◆ **Условие задачи**
Перепишите часть текста о смене поколений, начав со слов «Однако одновременно с» и закончив словами «божий свет вообще.», и замените при этом «горизонт» на «окоём».

◆ **Раздел документа**
-*-
Однако одновременно с тем все, что было связано с житейскими обстоятельствами рода, из необратимой смены поколений особенно выделяется с о в р е м е н н о с т ь, то, что сейчас, здесь. Человек не думал уже только о прошлом как о времени идеальном, когда процветал его род – предки. Оглядываясь по сторонам, выйдя в мир, он замечает многих своих современников, которые вместе о ним живут и трудятся; а если придется, то и воюют. Мир расширялся в глазах и речи все дальше, уходя за горизонт. «Двор» из простого «дома» превращался в «здание», т. е. и сам по себе как будто созидал все новые уровни мира: селение рода – мир соседей – божий свет вообще.
-*-
◆ **Раздел данных**
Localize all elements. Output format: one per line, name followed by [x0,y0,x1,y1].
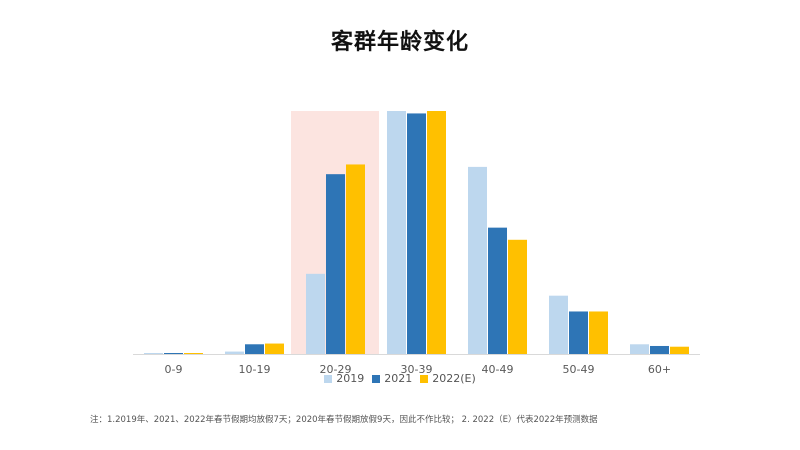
-*-
◆ **Результат задания**
Однако одновременно с тем все, что было связано с житейскими обстоятельствами рода, из необратимой смены поколений особенно выделяется с о в р е м е н н о с т ь, то, что сейчас, здесь. Человек не думал уже только о прошлом как о времени идеальном, когда процветал его род – предки. Оглядываясь по сторонам, выйдя в мир, он замечает многих своих современников, которые вместе о ним живут и трудятся; а если придется, то и воюют. Мир расширялся в глазах и речи все дальше, уходя за окоём. «Двор» из простого «дома» превращался в «здание», т. е. и сам по себе как будто созидал все новые уровни мира: селение рода – мир соседей – божий свет вообще.